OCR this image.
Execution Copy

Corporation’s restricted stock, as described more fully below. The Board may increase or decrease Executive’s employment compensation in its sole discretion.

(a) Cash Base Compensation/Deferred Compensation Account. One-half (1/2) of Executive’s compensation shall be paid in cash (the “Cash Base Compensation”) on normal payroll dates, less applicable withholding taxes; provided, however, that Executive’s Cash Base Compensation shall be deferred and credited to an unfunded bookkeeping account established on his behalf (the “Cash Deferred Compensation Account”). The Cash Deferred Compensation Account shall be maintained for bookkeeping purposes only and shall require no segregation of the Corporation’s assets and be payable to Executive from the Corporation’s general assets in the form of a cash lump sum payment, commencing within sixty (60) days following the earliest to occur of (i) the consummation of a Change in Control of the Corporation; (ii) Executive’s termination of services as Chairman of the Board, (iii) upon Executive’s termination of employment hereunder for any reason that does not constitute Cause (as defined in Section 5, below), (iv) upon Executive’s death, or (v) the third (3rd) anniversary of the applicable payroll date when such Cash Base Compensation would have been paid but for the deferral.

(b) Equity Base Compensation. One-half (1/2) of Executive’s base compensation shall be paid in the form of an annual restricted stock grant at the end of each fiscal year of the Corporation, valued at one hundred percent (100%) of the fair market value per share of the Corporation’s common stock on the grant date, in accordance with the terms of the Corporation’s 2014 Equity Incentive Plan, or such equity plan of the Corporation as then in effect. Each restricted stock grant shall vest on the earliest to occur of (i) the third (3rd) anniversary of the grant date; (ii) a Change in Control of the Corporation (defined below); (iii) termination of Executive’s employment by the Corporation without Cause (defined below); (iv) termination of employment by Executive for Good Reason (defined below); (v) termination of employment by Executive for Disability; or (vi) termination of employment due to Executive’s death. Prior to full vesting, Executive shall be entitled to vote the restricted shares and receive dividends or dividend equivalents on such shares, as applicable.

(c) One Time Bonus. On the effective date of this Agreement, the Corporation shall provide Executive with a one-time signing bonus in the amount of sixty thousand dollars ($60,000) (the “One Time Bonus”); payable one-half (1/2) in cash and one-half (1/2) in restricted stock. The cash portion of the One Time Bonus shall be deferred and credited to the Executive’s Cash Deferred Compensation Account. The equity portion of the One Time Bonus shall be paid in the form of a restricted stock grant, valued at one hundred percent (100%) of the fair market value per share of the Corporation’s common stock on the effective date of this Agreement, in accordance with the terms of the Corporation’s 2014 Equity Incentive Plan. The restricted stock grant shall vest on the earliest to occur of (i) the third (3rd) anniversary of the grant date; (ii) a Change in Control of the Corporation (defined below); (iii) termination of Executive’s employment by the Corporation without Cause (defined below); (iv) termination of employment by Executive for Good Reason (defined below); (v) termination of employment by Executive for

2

**Problem**
Across the entries above, how many lines contain "this"? Provide only the count.

**Task result**
2